─── PAGE ───

INTERMISSION: Pardon my interruption, but I just want to inform you that you have reached the halfway point. I encourage you to persevere until the very last sentence. The impact of this passage’s ending is devastating. Trust me. . . if anybody is still reading. . . . No recriminations if you need to jump off; this is a no judgment zone.
. . . but they never spoke about it afterward, moreover the luckier among them truly forgot about it forever, and it was possible to forget, because when it was over, it was as if it had never happened, as if the whole thing had been just some hallucination, . . . that’s how they would have explained it if they hadn’t forgotten about it, but nearly everyone forgot, because this dreadful procession surpassed their ability to make any sense of it, . . . because who would have believed that there really had been that shattered moment, when life came to a stop . . . it was maddening, and of course nobody wanted to believe his eyes, and if somehow something remained in them afterward from everything that had happened, it was only fear, . . . and the memory of fear, and . . . because the strength of this fear was unspeakably deep, primal, and overwhelming, and it didn’t resemble any other earlier fear, not any single fear previously bearable or imaginable, because this wasn’t even any kind of deathly horror. . . but a kind of horror in which beings and objects under the effect of this horror were instead seized by wonder, a kind of ecstatic but degrading amazement toward him standing in the center of everything, because whoever saw him there on the main square . . . could do nothing else but be amazed. . . because it was inexpressibly frightening, but it was as if people and things were only too happy to throw themselves down before him. . . because every being and every object, every process. . . was utterly swept up by the greatness, the unbelievable, incomprehensible, monumental grandiosity that emanated from him, because in that moment — and this is what they mainly wanted to erase from their memories, and . . . they were able to do so to the utmost extent . . . but this surrender was the most unbearable to both people and things alike, because the object of this wonder, the object of this amazement, of this surrender, this enchantment. . . its depth, its essence — when he got out of the car in the main square, with his own deadened gaze and with glacial boredom, he looked around in the end like someone who was in a hurry, and got back into the car quickly, because he wasn’t interested in this town and in these stories, he was evil — evil, sick, and omnipotent.”
Any Cop?: Swiving awesome, right? Right?

───

WRITTEN TASKS:
1. According to the intermission note in the excerpt, what point has the reader reached?
2. Reproduce verbatim the part of the excerpt between "INTERMISSION: Pardon my" and "no judgment zone.", inclusive.

─── RECORD EXCERPTS ───

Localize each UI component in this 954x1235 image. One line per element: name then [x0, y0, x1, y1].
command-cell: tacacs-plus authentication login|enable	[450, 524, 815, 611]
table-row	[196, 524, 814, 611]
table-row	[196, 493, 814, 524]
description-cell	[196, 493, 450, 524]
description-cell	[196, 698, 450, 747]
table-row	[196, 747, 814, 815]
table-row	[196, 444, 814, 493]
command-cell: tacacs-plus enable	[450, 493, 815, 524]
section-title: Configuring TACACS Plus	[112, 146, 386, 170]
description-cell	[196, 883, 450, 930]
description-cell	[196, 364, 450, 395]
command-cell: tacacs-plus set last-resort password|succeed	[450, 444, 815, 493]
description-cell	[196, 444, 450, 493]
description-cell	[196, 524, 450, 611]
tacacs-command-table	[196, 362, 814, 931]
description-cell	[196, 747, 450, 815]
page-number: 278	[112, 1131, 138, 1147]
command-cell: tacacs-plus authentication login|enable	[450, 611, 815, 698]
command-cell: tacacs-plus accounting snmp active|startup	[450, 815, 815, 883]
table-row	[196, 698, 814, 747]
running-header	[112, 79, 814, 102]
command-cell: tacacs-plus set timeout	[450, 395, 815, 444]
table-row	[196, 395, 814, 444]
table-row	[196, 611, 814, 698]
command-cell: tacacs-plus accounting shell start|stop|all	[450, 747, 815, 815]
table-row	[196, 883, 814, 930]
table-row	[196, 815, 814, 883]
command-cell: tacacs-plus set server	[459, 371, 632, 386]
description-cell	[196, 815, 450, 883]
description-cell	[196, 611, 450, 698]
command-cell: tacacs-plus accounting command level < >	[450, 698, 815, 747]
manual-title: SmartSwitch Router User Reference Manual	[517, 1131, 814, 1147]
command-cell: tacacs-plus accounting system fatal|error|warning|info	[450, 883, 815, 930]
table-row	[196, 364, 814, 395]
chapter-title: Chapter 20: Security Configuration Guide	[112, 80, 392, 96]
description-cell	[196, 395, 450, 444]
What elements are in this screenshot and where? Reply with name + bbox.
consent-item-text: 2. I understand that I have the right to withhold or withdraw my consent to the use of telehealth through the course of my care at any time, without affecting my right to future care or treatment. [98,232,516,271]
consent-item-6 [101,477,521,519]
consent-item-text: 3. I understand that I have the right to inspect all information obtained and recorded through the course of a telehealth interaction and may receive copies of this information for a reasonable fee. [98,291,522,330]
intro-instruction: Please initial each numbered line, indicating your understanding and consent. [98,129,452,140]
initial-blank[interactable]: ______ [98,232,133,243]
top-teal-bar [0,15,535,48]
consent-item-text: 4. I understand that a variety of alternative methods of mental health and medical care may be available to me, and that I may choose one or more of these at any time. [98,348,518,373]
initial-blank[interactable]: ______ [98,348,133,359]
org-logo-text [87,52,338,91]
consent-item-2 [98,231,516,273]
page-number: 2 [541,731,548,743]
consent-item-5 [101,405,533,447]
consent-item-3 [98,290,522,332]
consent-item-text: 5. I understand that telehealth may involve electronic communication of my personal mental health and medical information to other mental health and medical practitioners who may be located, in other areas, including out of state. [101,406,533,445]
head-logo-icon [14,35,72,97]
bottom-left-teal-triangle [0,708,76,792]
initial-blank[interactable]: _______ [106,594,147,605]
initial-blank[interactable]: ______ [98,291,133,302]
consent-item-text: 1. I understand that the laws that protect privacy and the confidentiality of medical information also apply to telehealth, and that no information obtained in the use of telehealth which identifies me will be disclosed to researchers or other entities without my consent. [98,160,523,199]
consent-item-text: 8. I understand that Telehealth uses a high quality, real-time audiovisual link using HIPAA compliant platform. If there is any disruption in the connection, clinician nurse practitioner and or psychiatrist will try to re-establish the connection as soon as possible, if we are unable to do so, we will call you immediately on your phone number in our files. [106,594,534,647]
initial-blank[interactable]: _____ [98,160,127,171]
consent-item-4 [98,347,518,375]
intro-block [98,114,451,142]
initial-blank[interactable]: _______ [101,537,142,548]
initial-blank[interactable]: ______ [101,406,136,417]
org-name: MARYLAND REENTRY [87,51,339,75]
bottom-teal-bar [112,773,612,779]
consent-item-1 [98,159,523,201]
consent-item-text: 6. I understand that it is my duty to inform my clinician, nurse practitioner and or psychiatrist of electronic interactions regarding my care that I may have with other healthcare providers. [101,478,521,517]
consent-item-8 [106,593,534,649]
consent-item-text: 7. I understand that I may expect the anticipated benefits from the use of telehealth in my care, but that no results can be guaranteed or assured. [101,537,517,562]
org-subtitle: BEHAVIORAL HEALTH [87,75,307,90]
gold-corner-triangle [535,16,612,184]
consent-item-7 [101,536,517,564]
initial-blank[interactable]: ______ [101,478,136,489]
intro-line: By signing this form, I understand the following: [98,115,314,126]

───

TASK-BY-TASK OUTPUTS:
1. The halfway point.

2.
INTERMISSION: Pardon my interruption, but I just want to inform you that you have reached the halfway point. I encourage you to persevere until the very last sentence. The impact of this passage’s ending is devastating. Trust me. . . if anybody is still reading. . . . No recriminations if you need to jump off; this is a no judgment zone.